**Exercise input:**

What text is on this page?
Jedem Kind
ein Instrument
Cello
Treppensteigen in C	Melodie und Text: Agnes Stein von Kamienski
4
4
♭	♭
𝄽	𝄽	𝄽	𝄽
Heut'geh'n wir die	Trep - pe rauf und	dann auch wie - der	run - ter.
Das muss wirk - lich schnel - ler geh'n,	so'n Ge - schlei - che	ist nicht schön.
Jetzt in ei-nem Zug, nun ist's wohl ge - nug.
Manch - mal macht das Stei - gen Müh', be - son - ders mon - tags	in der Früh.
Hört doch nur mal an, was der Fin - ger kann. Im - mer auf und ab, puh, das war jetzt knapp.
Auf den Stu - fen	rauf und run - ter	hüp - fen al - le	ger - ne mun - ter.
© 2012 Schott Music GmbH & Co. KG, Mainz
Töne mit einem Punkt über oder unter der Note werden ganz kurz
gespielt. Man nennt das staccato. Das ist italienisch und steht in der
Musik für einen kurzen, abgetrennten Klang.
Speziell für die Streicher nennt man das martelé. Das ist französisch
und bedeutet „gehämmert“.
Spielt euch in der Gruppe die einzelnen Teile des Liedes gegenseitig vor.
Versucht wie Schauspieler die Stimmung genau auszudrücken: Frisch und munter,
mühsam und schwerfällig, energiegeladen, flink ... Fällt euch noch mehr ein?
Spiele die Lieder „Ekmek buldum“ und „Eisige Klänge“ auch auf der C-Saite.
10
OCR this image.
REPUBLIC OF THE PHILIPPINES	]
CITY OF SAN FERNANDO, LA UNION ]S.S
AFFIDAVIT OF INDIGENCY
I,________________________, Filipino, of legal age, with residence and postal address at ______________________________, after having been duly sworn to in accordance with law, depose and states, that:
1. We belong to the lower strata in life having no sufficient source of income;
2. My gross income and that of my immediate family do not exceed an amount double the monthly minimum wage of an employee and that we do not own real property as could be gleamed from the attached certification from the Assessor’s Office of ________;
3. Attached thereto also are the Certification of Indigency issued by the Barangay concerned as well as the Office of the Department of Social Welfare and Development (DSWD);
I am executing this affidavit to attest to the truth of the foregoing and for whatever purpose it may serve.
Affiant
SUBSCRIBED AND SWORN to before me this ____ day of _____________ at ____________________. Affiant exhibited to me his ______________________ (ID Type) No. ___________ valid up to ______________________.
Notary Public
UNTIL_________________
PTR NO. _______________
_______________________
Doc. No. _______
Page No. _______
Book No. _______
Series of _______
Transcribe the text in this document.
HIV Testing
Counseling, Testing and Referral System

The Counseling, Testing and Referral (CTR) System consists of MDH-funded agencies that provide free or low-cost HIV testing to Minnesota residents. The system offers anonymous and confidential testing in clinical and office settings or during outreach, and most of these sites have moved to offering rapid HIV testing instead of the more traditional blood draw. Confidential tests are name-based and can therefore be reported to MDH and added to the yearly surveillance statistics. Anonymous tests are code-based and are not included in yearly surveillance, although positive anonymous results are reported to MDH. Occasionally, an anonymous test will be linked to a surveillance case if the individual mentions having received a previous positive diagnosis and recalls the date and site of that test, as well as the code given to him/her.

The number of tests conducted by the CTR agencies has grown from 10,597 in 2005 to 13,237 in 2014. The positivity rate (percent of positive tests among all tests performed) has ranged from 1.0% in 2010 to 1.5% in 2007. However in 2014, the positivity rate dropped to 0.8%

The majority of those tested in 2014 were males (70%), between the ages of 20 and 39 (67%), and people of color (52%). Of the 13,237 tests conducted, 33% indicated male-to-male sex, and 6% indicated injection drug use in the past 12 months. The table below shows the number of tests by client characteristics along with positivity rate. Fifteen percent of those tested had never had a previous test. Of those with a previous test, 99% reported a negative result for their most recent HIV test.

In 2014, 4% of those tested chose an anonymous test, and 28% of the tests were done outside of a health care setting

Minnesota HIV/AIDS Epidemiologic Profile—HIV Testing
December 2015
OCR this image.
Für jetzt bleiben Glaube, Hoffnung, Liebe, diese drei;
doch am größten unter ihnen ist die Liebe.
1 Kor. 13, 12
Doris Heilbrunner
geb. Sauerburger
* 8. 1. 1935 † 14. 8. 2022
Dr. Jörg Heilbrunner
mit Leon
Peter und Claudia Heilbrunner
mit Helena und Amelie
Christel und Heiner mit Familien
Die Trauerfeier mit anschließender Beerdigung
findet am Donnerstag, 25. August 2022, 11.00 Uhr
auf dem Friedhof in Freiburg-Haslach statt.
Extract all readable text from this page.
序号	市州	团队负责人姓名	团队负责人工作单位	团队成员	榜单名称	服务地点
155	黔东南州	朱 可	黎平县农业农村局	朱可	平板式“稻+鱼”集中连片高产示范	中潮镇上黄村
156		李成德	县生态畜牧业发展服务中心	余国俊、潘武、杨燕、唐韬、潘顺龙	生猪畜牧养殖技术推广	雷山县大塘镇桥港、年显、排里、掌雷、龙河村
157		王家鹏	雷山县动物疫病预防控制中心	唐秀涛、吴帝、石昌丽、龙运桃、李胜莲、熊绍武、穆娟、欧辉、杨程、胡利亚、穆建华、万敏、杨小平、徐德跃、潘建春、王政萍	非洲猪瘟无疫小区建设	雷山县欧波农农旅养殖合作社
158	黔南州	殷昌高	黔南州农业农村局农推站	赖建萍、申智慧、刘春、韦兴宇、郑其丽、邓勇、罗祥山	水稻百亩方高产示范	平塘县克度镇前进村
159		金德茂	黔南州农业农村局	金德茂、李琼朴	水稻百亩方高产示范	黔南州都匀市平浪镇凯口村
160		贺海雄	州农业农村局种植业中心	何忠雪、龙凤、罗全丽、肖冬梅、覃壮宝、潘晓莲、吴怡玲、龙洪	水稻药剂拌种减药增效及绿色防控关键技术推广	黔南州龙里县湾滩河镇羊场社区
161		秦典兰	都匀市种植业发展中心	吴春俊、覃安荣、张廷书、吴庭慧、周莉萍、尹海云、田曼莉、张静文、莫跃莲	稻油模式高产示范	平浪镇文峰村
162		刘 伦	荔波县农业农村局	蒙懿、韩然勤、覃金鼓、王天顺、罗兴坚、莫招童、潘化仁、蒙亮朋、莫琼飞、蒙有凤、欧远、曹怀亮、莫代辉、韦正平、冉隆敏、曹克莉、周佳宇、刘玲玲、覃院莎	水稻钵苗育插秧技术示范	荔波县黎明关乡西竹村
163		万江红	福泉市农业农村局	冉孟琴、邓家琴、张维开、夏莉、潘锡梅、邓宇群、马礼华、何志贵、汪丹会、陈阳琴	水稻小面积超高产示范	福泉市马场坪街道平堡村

**What is required:**
Reproduce the data in full, exactly as presented.

**Finished exercise:**
What text is on this page?
Jedem Kind
ein Instrument
Cello
Treppensteigen in C	Melodie und Text: Agnes Stein von Kamienski
4
4
♭	♭
𝄽	𝄽	𝄽	𝄽
Heut'geh'n wir die	Trep - pe rauf und	dann auch wie - der	run - ter.
Das muss wirk - lich schnel - ler geh'n,	so'n Ge - schlei - che	ist nicht schön.
Jetzt in ei-nem Zug, nun ist's wohl ge - nug.
Manch - mal macht das Stei - gen Müh', be - son - ders mon - tags	in der Früh.
Hört doch nur mal an, was der Fin - ger kann. Im - mer auf und ab, puh, das war jetzt knapp.
Auf den Stu - fen	rauf und run - ter	hüp - fen al - le	ger - ne mun - ter.
© 2012 Schott Music GmbH & Co. KG, Mainz
Töne mit einem Punkt über oder unter der Note werden ganz kurz
gespielt. Man nennt das staccato. Das ist italienisch und steht in der
Musik für einen kurzen, abgetrennten Klang.
Speziell für die Streicher nennt man das martelé. Das ist französisch
und bedeutet „gehämmert“.
Spielt euch in der Gruppe die einzelnen Teile des Liedes gegenseitig vor.
Versucht wie Schauspieler die Stimmung genau auszudrücken: Frisch und munter,
mühsam und schwerfällig, energiegeladen, flink ... Fällt euch noch mehr ein?
Spiele die Lieder „Ekmek buldum“ und „Eisige Klänge“ auch auf der C-Saite.
10
OCR this image.
REPUBLIC OF THE PHILIPPINES	]
CITY OF SAN FERNANDO, LA UNION ]S.S
AFFIDAVIT OF INDIGENCY
I,________________________, Filipino, of legal age, with residence and postal address at ______________________________, after having been duly sworn to in accordance with law, depose and states, that:
1. We belong to the lower strata in life having no sufficient source of income;
2. My gross income and that of my immediate family do not exceed an amount double the monthly minimum wage of an employee and that we do not own real property as could be gleamed from the attached certification from the Assessor’s Office of ________;
3. Attached thereto also are the Certification of Indigency issued by the Barangay concerned as well as the Office of the Department of Social Welfare and Development (DSWD);
I am executing this affidavit to attest to the truth of the foregoing and for whatever purpose it may serve.
Affiant
SUBSCRIBED AND SWORN to before me this ____ day of _____________ at ____________________. Affiant exhibited to me his ______________________ (ID Type) No. ___________ valid up to ______________________.
Notary Public
UNTIL_________________
PTR NO. _______________
_______________________
Doc. No. _______
Page No. _______
Book No. _______
Series of _______
Transcribe the text in this document.
HIV Testing
Counseling, Testing and Referral System

The Counseling, Testing and Referral (CTR) System consists of MDH-funded agencies that provide free or low-cost HIV testing to Minnesota residents. The system offers anonymous and confidential testing in clinical and office settings or during outreach, and most of these sites have moved to offering rapid HIV testing instead of the more traditional blood draw. Confidential tests are name-based and can therefore be reported to MDH and added to the yearly surveillance statistics. Anonymous tests are code-based and are not included in yearly surveillance, although positive anonymous results are reported to MDH. Occasionally, an anonymous test will be linked to a surveillance case if the individual mentions having received a previous positive diagnosis and recalls the date and site of that test, as well as the code given to him/her.

The number of tests conducted by the CTR agencies has grown from 10,597 in 2005 to 13,237 in 2014. The positivity rate (percent of positive tests among all tests performed) has ranged from 1.0% in 2010 to 1.5% in 2007. However in 2014, the positivity rate dropped to 0.8%

The majority of those tested in 2014 were males (70%), between the ages of 20 and 39 (67%), and people of color (52%). Of the 13,237 tests conducted, 33% indicated male-to-male sex, and 6% indicated injection drug use in the past 12 months. The table below shows the number of tests by client characteristics along with positivity rate. Fifteen percent of those tested had never had a previous test. Of those with a previous test, 99% reported a negative result for their most recent HIV test.

In 2014, 4% of those tested chose an anonymous test, and 28% of the tests were done outside of a health care setting

Minnesota HIV/AIDS Epidemiologic Profile—HIV Testing
December 2015
OCR this image.
Für jetzt bleiben Glaube, Hoffnung, Liebe, diese drei;
doch am größten unter ihnen ist die Liebe.
1 Kor. 13, 12
Doris Heilbrunner
geb. Sauerburger
* 8. 1. 1935 † 14. 8. 2022
Dr. Jörg Heilbrunner
mit Leon
Peter und Claudia Heilbrunner
mit Helena und Amelie
Christel und Heiner mit Familien
Die Trauerfeier mit anschließender Beerdigung
findet am Donnerstag, 25. August 2022, 11.00 Uhr
auf dem Friedhof in Freiburg-Haslach statt.
Extract all readable text from this page.
序号	市州	团队负责人姓名	团队负责人工作单位	团队成员	榜单名称	服务地点
155	黔东南州	朱 可	黎平县农业农村局	朱可	平板式“稻+鱼”集中连片高产示范	中潮镇上黄村
156		李成德	县生态畜牧业发展服务中心	余国俊、潘武、杨燕、唐韬、潘顺龙	生猪畜牧养殖技术推广	雷山县大塘镇桥港、年显、排里、掌雷、龙河村
157		王家鹏	雷山县动物疫病预防控制中心	唐秀涛、吴帝、石昌丽、龙运桃、李胜莲、熊绍武、穆娟、欧辉、杨程、胡利亚、穆建华、万敏、杨小平、徐德跃、潘建春、王政萍	非洲猪瘟无疫小区建设	雷山县欧波农农旅养殖合作社
158	黔南州	殷昌高	黔南州农业农村局农推站	赖建萍、申智慧、刘春、韦兴宇、郑其丽、邓勇、罗祥山	水稻百亩方高产示范	平塘县克度镇前进村
159		金德茂	黔南州农业农村局	金德茂、李琼朴	水稻百亩方高产示范	黔南州都匀市平浪镇凯口村
160		贺海雄	州农业农村局种植业中心	何忠雪、龙凤、罗全丽、肖冬梅、覃壮宝、潘晓莲、吴怡玲、龙洪	水稻药剂拌种减药增效及绿色防控关键技术推广	黔南州龙里县湾滩河镇羊场社区
161		秦典兰	都匀市种植业发展中心	吴春俊、覃安荣、张廷书、吴庭慧、周莉萍、尹海云、田曼莉、张静文、莫跃莲	稻油模式高产示范	平浪镇文峰村
162		刘 伦	荔波县农业农村局	蒙懿、韩然勤、覃金鼓、王天顺、罗兴坚、莫招童、潘化仁、蒙亮朋、莫琼飞、蒙有凤、欧远、曹怀亮、莫代辉、韦正平、冉隆敏、曹克莉、周佳宇、刘玲玲、覃院莎	水稻钵苗育插秧技术示范	荔波县黎明关乡西竹村
163		万江红	福泉市农业农村局	冉孟琴、邓家琴、张维开、夏莉、潘锡梅、邓宇群、马礼华、何志贵、汪丹会、陈阳琴	水稻小面积超高产示范	福泉市马场坪街道平堡村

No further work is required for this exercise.